From the listing below, pull out the lines that hold "fonds".

─── Data to process ───

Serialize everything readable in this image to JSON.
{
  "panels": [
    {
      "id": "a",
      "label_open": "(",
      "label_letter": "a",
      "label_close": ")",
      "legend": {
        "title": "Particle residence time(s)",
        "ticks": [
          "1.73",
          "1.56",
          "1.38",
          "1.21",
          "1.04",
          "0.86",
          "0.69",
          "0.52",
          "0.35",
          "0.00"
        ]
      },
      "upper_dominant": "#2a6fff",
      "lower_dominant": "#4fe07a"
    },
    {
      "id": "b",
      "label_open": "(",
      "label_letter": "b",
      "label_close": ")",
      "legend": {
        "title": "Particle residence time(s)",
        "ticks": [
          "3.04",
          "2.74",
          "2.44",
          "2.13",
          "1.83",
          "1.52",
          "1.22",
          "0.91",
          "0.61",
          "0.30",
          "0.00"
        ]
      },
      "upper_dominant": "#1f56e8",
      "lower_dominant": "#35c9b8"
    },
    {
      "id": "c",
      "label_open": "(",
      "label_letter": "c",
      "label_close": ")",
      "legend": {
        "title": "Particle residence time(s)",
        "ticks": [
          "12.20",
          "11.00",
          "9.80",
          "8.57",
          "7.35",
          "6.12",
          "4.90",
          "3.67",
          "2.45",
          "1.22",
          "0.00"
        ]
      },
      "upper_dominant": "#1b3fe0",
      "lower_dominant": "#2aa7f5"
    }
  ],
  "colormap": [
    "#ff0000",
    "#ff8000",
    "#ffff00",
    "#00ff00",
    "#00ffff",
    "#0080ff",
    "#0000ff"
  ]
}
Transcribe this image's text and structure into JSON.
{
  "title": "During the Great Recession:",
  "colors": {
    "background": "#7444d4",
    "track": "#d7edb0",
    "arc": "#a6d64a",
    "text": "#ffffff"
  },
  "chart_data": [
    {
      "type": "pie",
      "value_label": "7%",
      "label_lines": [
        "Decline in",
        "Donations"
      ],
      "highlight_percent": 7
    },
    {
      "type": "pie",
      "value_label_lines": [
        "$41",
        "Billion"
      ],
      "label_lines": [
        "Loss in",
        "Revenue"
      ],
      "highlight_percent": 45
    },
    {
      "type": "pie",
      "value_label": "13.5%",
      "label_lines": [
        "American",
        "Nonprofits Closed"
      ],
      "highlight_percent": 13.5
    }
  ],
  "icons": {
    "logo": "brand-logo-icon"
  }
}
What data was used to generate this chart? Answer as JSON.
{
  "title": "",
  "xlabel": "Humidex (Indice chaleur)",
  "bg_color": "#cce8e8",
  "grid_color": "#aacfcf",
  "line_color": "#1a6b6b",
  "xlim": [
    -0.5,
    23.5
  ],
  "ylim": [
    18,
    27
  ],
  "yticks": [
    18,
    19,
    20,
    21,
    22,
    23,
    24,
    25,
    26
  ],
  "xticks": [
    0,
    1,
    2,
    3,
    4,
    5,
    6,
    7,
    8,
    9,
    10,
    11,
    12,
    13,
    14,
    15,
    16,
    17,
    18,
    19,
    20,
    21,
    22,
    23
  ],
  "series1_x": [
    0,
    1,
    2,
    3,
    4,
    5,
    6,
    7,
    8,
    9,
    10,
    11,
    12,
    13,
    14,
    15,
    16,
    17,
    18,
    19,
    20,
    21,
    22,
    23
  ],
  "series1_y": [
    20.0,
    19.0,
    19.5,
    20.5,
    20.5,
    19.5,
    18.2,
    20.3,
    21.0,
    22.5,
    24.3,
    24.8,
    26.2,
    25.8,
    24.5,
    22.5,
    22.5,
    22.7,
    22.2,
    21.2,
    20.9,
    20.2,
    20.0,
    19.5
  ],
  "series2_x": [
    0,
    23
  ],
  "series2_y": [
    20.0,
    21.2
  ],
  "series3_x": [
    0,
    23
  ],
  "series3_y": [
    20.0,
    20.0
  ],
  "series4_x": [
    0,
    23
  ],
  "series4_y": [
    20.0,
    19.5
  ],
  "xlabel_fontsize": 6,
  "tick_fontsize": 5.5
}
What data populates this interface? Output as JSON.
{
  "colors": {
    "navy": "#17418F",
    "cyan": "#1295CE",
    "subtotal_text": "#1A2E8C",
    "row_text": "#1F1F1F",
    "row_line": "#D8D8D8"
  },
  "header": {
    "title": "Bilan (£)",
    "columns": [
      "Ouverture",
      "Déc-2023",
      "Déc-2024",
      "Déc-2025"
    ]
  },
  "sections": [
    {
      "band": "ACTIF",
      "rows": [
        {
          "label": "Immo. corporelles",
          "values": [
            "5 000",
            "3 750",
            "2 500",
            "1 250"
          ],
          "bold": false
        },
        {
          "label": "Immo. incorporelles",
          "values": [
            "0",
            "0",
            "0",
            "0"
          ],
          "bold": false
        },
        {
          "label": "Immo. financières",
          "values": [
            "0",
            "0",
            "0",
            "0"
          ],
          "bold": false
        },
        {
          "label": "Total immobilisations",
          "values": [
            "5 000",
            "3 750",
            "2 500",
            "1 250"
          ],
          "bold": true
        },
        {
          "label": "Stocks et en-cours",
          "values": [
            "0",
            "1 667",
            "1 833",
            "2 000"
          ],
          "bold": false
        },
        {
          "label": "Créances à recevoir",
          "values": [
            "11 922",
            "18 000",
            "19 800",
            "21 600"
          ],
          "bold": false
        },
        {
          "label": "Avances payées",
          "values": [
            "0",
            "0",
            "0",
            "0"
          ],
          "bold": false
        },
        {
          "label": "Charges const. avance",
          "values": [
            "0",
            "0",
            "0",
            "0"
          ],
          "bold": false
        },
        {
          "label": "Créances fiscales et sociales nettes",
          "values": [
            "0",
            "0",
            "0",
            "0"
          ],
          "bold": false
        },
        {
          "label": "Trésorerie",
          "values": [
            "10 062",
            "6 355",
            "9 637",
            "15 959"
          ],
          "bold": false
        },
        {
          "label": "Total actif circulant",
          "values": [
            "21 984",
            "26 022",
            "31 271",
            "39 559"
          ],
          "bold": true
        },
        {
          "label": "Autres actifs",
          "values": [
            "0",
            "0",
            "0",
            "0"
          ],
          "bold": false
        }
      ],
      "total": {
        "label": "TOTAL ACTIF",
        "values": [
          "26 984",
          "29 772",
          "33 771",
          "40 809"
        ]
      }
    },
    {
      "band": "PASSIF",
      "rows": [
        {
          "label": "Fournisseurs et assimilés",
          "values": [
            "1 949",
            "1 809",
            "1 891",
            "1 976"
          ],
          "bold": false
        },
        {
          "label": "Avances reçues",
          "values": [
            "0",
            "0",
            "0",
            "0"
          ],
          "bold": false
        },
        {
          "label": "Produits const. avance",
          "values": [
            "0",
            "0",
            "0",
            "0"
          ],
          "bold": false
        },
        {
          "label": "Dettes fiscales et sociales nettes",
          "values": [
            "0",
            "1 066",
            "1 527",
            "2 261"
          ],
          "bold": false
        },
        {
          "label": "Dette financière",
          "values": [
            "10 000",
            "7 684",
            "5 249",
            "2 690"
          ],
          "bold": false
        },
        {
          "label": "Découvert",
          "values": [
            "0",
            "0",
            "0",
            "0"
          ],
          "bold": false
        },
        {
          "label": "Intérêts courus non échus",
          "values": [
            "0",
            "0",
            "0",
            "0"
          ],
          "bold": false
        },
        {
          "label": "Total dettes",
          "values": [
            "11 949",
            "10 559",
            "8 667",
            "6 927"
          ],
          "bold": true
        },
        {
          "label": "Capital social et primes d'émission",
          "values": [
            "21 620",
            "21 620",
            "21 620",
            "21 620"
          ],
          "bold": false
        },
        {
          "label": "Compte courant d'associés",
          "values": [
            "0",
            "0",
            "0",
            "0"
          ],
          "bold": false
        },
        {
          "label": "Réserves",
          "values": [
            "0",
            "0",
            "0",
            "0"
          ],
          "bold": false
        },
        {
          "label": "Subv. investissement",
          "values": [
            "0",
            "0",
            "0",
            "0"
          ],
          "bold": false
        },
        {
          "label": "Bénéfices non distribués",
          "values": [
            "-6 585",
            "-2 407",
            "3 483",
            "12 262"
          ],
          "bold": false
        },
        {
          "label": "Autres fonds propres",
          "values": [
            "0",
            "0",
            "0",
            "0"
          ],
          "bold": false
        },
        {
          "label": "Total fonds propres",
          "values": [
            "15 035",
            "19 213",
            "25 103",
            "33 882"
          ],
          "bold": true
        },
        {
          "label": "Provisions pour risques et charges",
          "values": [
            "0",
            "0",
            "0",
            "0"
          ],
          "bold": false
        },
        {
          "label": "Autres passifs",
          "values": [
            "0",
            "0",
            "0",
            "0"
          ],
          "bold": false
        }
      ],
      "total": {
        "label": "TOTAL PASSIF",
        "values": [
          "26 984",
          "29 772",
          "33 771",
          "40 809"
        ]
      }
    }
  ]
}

───

• **Correct answer**
          "label": "Autres fonds propres",
          "label": "Total fonds propres",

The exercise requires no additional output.